§ **Problem to solve**: Each line below should be quoted exactly, please.

━━ Entries

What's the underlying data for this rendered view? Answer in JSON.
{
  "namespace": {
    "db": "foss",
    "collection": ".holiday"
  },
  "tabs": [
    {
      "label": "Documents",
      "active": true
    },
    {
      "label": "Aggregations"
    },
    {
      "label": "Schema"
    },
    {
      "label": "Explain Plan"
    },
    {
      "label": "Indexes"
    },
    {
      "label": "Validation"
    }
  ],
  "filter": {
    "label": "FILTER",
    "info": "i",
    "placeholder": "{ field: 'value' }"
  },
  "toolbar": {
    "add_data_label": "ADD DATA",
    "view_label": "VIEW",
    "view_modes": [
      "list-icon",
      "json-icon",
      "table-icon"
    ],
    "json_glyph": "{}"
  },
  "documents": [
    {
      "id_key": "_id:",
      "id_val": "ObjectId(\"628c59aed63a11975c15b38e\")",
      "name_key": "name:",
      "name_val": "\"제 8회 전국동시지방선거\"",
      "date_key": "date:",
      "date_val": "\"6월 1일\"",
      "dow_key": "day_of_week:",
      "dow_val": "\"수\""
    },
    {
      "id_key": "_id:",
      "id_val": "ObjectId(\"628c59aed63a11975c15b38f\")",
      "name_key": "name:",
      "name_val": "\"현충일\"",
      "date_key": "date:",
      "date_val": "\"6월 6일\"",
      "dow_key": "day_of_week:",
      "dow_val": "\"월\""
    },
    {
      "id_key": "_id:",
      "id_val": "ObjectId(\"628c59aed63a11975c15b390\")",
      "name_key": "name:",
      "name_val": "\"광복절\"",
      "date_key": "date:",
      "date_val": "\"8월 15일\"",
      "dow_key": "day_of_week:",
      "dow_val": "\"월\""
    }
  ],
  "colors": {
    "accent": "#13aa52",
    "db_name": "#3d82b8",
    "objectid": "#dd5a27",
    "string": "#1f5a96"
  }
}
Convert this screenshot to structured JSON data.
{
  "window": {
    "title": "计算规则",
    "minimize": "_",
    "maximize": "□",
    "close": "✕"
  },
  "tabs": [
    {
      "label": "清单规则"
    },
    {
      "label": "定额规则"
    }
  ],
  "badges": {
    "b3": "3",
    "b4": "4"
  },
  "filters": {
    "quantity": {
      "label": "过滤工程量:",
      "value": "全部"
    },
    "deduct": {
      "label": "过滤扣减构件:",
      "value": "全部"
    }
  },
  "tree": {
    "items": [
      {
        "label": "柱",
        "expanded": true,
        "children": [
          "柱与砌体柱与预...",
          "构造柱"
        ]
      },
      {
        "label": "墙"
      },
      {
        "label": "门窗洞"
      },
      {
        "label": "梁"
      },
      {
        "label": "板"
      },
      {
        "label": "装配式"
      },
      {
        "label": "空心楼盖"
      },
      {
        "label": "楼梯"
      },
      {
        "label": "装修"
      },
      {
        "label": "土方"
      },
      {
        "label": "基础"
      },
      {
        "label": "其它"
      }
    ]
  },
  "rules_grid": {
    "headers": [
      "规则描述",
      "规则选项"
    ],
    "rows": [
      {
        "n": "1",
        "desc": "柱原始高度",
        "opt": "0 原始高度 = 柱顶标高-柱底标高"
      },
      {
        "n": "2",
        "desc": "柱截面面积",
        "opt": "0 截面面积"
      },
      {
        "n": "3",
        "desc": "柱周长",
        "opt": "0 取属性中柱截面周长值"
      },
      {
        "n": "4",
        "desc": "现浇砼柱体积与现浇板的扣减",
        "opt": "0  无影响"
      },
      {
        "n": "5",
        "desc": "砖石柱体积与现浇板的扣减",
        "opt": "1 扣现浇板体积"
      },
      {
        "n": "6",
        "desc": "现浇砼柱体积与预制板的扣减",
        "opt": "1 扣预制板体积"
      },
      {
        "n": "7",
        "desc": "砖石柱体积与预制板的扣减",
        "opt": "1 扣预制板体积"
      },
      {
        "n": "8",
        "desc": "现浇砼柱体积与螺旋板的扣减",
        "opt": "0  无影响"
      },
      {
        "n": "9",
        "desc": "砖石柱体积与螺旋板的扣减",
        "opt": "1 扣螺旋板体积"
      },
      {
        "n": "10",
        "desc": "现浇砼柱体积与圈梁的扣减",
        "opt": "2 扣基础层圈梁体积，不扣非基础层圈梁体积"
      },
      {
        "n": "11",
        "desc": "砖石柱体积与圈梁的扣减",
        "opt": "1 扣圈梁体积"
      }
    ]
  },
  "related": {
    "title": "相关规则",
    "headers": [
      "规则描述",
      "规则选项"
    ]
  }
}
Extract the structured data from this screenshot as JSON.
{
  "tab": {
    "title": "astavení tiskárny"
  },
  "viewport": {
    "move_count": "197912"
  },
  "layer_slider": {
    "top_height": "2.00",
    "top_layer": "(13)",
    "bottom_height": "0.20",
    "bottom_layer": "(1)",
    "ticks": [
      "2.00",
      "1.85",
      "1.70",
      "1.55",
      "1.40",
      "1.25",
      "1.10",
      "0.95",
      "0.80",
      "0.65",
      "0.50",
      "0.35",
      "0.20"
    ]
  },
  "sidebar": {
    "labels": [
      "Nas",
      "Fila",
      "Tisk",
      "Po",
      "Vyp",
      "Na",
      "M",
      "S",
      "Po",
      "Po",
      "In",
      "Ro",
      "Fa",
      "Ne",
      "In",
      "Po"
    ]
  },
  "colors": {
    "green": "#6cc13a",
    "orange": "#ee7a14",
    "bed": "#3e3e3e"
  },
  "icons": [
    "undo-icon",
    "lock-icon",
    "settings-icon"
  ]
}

━━━━

§ **Result of the exercise**:
What's the underlying data for this rendered view? Answer in JSON.
{
  "namespace": {
    "db": "foss",
    "collection": ".holiday"
  },
  "tabs": [
    {
      "label": "Documents",
      "active": true
    },
    {
      "label": "Aggregations"
    },
    {
      "label": "Schema"
    },
    {
      "label": "Explain Plan"
    },
    {
      "label": "Indexes"
    },
    {
      "label": "Validation"
    }
  ],
  "filter": {
    "label": "FILTER",
    "info": "i",
    "placeholder": "{ field: 'value' }"
  },
  "toolbar": {
    "add_data_label": "ADD DATA",
    "view_label": "VIEW",
    "view_modes": [
      "list-icon",
      "json-icon",
      "table-icon"
    ],
    "json_glyph": "{}"
  },
  "documents": [
    {
      "id_key": "_id:",
      "id_val": "ObjectId(\"628c59aed63a11975c15b38e\")",
      "name_key": "name:",
      "name_val": "\"제 8회 전국동시지방선거\"",
      "date_key": "date:",
      "date_val": "\"6월 1일\"",
      "dow_key": "day_of_week:",
      "dow_val": "\"수\""
    },
    {
      "id_key": "_id:",
      "id_val": "ObjectId(\"628c59aed63a11975c15b38f\")",
      "name_key": "name:",
      "name_val": "\"현충일\"",
      "date_key": "date:",
      "date_val": "\"6월 6일\"",
      "dow_key": "day_of_week:",
      "dow_val": "\"월\""
    },
    {
      "id_key": "_id:",
      "id_val": "ObjectId(\"628c59aed63a11975c15b390\")",
      "name_key": "name:",
      "name_val": "\"광복절\"",
      "date_key": "date:",
      "date_val": "\"8월 15일\"",
      "dow_key": "day_of_week:",
      "dow_val": "\"월\""
    }
  ],
  "colors": {
    "accent": "#13aa52",
    "db_name": "#3d82b8",
    "objectid": "#dd5a27",
    "string": "#1f5a96"
  }
}
Convert this screenshot to structured JSON data.
{
  "window": {
    "title": "计算规则",
    "minimize": "_",
    "maximize": "□",
    "close": "✕"
  },
  "tabs": [
    {
      "label": "清单规则"
    },
    {
      "label": "定额规则"
    }
  ],
  "badges": {
    "b3": "3",
    "b4": "4"
  },
  "filters": {
    "quantity": {
      "label": "过滤工程量:",
      "value": "全部"
    },
    "deduct": {
      "label": "过滤扣减构件:",
      "value": "全部"
    }
  },
  "tree": {
    "items": [
      {
        "label": "柱",
        "expanded": true,
        "children": [
          "柱与砌体柱与预...",
          "构造柱"
        ]
      },
      {
        "label": "墙"
      },
      {
        "label": "门窗洞"
      },
      {
        "label": "梁"
      },
      {
        "label": "板"
      },
      {
        "label": "装配式"
      },
      {
        "label": "空心楼盖"
      },
      {
        "label": "楼梯"
      },
      {
        "label": "装修"
      },
      {
        "label": "土方"
      },
      {
        "label": "基础"
      },
      {
        "label": "其它"
      }
    ]
  },
  "rules_grid": {
    "headers": [
      "规则描述",
      "规则选项"
    ],
    "rows": [
      {
        "n": "1",
        "desc": "柱原始高度",
        "opt": "0 原始高度 = 柱顶标高-柱底标高"
      },
      {
        "n": "2",
        "desc": "柱截面面积",
        "opt": "0 截面面积"
      },
      {
        "n": "3",
        "desc": "柱周长",
        "opt": "0 取属性中柱截面周长值"
      },
      {
        "n": "4",
        "desc": "现浇砼柱体积与现浇板的扣减",
        "opt": "0  无影响"
      },
      {
        "n": "5",
        "desc": "砖石柱体积与现浇板的扣减",
        "opt": "1 扣现浇板体积"
      },
      {
        "n": "6",
        "desc": "现浇砼柱体积与预制板的扣减",
        "opt": "1 扣预制板体积"
      },
      {
        "n": "7",
        "desc": "砖石柱体积与预制板的扣减",
        "opt": "1 扣预制板体积"
      },
      {
        "n": "8",
        "desc": "现浇砼柱体积与螺旋板的扣减",
        "opt": "0  无影响"
      },
      {
        "n": "9",
        "desc": "砖石柱体积与螺旋板的扣减",
        "opt": "1 扣螺旋板体积"
      },
      {
        "n": "10",
        "desc": "现浇砼柱体积与圈梁的扣减",
        "opt": "2 扣基础层圈梁体积，不扣非基础层圈梁体积"
      },
      {
        "n": "11",
        "desc": "砖石柱体积与圈梁的扣减",
        "opt": "1 扣圈梁体积"
      }
    ]
  },
  "related": {
    "title": "相关规则",
    "headers": [
      "规则描述",
      "规则选项"
    ]
  }
}
Extract the structured data from this screenshot as JSON.
{
  "tab": {
    "title": "astavení tiskárny"
  },
  "viewport": {
    "move_count": "197912"
  },
  "layer_slider": {
    "top_height": "2.00",
    "top_layer": "(13)",
    "bottom_height": "0.20",
    "bottom_layer": "(1)",
    "ticks": [
      "2.00",
      "1.85",
      "1.70",
      "1.55",
      "1.40",
      "1.25",
      "1.10",
      "0.95",
      "0.80",
      "0.65",
      "0.50",
      "0.35",
      "0.20"
    ]
  },
  "sidebar": {
    "labels": [
      "Nas",
      "Fila",
      "Tisk",
      "Po",
      "Vyp",
      "Na",
      "M",
      "S",
      "Po",
      "Po",
      "In",
      "Ro",
      "Fa",
      "Ne",
      "In",
      "Po"
    ]
  },
  "colors": {
    "green": "#6cc13a",
    "orange": "#ee7a14",
    "bed": "#3e3e3e"
  },
  "icons": [
    "undo-icon",
    "lock-icon",
    "settings-icon"
  ]
}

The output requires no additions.